— Problem statement —
Each line below should be reproduced without any alteration.

— Stored records —
----------
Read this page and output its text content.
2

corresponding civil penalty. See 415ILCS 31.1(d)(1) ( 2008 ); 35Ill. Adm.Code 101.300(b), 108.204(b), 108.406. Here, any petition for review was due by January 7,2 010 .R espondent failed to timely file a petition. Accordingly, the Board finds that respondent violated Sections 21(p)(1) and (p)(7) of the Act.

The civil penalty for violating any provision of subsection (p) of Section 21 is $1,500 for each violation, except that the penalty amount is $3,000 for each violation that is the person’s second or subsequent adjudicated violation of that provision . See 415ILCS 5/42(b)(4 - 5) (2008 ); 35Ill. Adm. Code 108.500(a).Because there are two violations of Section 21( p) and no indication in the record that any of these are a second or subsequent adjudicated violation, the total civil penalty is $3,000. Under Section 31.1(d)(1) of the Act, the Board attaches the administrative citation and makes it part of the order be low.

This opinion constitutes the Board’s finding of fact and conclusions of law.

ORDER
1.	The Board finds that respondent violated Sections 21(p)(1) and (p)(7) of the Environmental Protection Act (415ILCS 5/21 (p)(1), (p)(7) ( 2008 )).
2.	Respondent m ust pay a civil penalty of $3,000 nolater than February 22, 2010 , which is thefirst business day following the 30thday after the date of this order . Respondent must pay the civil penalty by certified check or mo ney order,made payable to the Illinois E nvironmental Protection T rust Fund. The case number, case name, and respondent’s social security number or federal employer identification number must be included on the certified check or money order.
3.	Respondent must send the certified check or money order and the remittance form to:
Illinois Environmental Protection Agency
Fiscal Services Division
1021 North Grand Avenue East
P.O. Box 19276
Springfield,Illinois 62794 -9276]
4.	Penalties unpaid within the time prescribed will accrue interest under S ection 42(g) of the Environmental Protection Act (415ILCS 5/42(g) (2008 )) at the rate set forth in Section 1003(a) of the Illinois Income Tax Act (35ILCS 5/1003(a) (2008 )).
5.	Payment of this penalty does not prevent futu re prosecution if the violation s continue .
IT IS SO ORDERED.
----------
— Finished task —
Read this page and output its text content.
2

corresponding civil penalty. See 415ILCS 31.1(d)(1) ( 2008 ); 35Ill. Adm.Code 101.300(b), 108.204(b), 108.406. Here, any petition for review was due by January 7,2 010 .R espondent failed to timely file a petition. Accordingly, the Board finds that respondent violated Sections 21(p)(1) and (p)(7) of the Act.

The civil penalty for violating any provision of subsection (p) of Section 21 is $1,500 for each violation, except that the penalty amount is $3,000 for each violation that is the person’s second or subsequent adjudicated violation of that provision . See 415ILCS 5/42(b)(4 - 5) (2008 ); 35Ill. Adm. Code 108.500(a).Because there are two violations of Section 21( p) and no indication in the record that any of these are a second or subsequent adjudicated violation, the total civil penalty is $3,000. Under Section 31.1(d)(1) of the Act, the Board attaches the administrative citation and makes it part of the order be low.

This opinion constitutes the Board’s finding of fact and conclusions of law.

ORDER
1.	The Board finds that respondent violated Sections 21(p)(1) and (p)(7) of the Environmental Protection Act (415ILCS 5/21 (p)(1), (p)(7) ( 2008 )).
2.	Respondent m ust pay a civil penalty of $3,000 nolater than February 22, 2010 , which is thefirst business day following the 30thday after the date of this order . Respondent must pay the civil penalty by certified check or mo ney order,made payable to the Illinois E nvironmental Protection T rust Fund. The case number, case name, and respondent’s social security number or federal employer identification number must be included on the certified check or money order.
3.	Respondent must send the certified check or money order and the remittance form to:
Illinois Environmental Protection Agency
Fiscal Services Division
1021 North Grand Avenue East
P.O. Box 19276
Springfield,Illinois 62794 -9276]
4.	Penalties unpaid within the time prescribed will accrue interest under S ection 42(g) of the Environmental Protection Act (415ILCS 5/42(g) (2008 )) at the rate set forth in Section 1003(a) of the Illinois Income Tax Act (35ILCS 5/1003(a) (2008 )).
5.	Payment of this penalty does not prevent futu re prosecution if the violation s continue .
IT IS SO ORDERED.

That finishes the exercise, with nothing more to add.